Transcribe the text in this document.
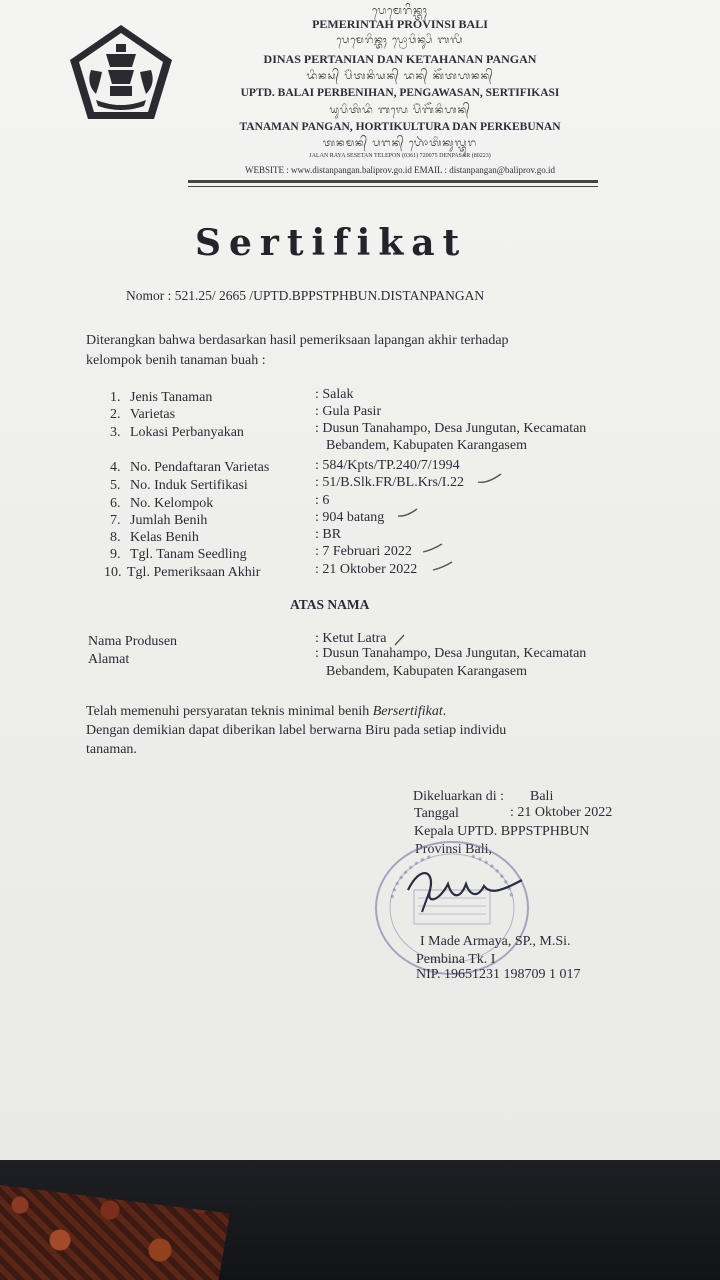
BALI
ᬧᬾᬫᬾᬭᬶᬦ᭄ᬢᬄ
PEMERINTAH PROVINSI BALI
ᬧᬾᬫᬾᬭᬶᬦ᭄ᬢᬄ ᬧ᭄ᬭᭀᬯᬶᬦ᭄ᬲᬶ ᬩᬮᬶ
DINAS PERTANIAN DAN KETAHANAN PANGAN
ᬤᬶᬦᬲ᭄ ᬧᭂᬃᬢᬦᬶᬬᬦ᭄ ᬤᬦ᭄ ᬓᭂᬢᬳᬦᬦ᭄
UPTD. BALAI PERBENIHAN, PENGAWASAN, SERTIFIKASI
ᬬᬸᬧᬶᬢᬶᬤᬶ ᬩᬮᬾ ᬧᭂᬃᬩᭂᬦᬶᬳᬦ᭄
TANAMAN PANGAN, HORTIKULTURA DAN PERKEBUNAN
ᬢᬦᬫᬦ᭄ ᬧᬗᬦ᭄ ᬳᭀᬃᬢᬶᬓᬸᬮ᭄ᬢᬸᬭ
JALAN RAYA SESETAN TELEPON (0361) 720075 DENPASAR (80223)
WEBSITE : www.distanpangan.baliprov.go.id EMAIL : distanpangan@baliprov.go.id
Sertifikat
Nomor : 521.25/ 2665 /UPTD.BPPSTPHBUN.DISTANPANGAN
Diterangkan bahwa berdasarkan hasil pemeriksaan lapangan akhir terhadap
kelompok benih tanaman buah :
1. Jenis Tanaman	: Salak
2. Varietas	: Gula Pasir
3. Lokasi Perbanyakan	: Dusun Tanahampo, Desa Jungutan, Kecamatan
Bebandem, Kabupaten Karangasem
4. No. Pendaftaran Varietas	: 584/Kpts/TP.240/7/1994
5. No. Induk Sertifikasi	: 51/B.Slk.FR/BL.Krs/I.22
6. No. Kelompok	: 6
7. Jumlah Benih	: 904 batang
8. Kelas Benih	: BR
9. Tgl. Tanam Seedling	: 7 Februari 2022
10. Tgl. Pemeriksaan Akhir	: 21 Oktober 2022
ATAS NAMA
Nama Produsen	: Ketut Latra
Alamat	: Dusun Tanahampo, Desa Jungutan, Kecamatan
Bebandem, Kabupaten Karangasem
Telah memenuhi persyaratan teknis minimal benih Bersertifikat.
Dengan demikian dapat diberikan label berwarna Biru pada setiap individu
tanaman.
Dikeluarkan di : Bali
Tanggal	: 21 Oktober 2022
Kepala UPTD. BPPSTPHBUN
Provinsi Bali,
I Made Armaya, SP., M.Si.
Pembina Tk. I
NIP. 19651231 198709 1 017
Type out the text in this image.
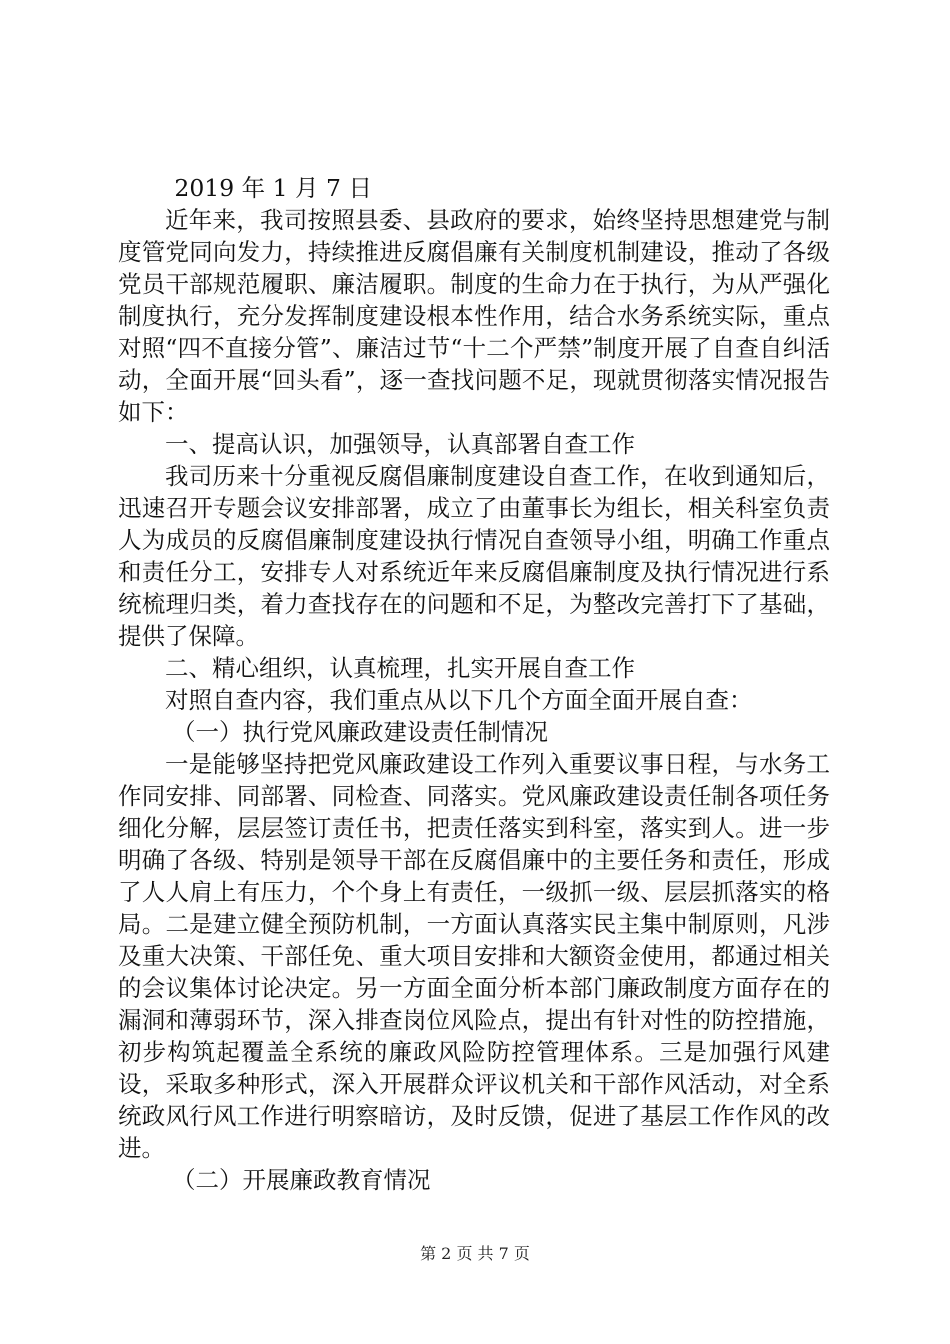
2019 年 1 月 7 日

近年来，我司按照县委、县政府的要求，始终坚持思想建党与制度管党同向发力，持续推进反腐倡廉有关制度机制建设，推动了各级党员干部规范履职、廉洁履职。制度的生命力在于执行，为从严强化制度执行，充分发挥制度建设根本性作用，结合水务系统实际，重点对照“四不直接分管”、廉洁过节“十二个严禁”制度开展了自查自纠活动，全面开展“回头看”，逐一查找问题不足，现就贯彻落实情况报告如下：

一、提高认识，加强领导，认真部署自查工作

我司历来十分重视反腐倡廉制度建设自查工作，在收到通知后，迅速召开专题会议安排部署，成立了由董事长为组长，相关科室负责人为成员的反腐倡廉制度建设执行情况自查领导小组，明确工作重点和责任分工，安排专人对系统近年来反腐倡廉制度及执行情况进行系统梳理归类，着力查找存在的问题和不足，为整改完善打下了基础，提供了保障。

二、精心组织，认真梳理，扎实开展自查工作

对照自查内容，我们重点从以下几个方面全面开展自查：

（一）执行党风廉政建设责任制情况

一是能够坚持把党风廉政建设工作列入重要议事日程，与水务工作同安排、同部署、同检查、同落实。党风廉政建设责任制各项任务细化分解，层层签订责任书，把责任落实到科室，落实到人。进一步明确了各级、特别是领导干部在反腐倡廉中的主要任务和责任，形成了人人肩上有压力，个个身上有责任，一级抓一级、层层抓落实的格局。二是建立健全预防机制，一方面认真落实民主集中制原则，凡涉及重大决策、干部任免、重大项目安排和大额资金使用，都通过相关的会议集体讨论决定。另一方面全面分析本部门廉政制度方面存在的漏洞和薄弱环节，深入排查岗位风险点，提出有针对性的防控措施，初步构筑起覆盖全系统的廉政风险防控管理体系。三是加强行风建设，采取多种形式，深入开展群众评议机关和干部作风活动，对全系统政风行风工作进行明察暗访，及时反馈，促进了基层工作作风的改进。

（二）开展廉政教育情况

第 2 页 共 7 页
▬▬▬
Task brief: Print exactly the span of lines that begins with the line containing "Type out the text in this image." and ends with the last line of the listing, with no pictures.

Solution for this problem:
Type out the text in this image.
2019 年 1 月 7 日

近年来，我司按照县委、县政府的要求，始终坚持思想建党与制度管党同向发力，持续推进反腐倡廉有关制度机制建设，推动了各级党员干部规范履职、廉洁履职。制度的生命力在于执行，为从严强化制度执行，充分发挥制度建设根本性作用，结合水务系统实际，重点对照“四不直接分管”、廉洁过节“十二个严禁”制度开展了自查自纠活动，全面开展“回头看”，逐一查找问题不足，现就贯彻落实情况报告如下：

一、提高认识，加强领导，认真部署自查工作

我司历来十分重视反腐倡廉制度建设自查工作，在收到通知后，迅速召开专题会议安排部署，成立了由董事长为组长，相关科室负责人为成员的反腐倡廉制度建设执行情况自查领导小组，明确工作重点和责任分工，安排专人对系统近年来反腐倡廉制度及执行情况进行系统梳理归类，着力查找存在的问题和不足，为整改完善打下了基础，提供了保障。

二、精心组织，认真梳理，扎实开展自查工作

对照自查内容，我们重点从以下几个方面全面开展自查：

（一）执行党风廉政建设责任制情况

一是能够坚持把党风廉政建设工作列入重要议事日程，与水务工作同安排、同部署、同检查、同落实。党风廉政建设责任制各项任务细化分解，层层签订责任书，把责任落实到科室，落实到人。进一步明确了各级、特别是领导干部在反腐倡廉中的主要任务和责任，形成了人人肩上有压力，个个身上有责任，一级抓一级、层层抓落实的格局。二是建立健全预防机制，一方面认真落实民主集中制原则，凡涉及重大决策、干部任免、重大项目安排和大额资金使用，都通过相关的会议集体讨论决定。另一方面全面分析本部门廉政制度方面存在的漏洞和薄弱环节，深入排查岗位风险点，提出有针对性的防控措施，初步构筑起覆盖全系统的廉政风险防控管理体系。三是加强行风建设，采取多种形式，深入开展群众评议机关和干部作风活动，对全系统政风行风工作进行明察暗访，及时反馈，促进了基层工作作风的改进。

（二）开展廉政教育情况

第 2 页 共 7 页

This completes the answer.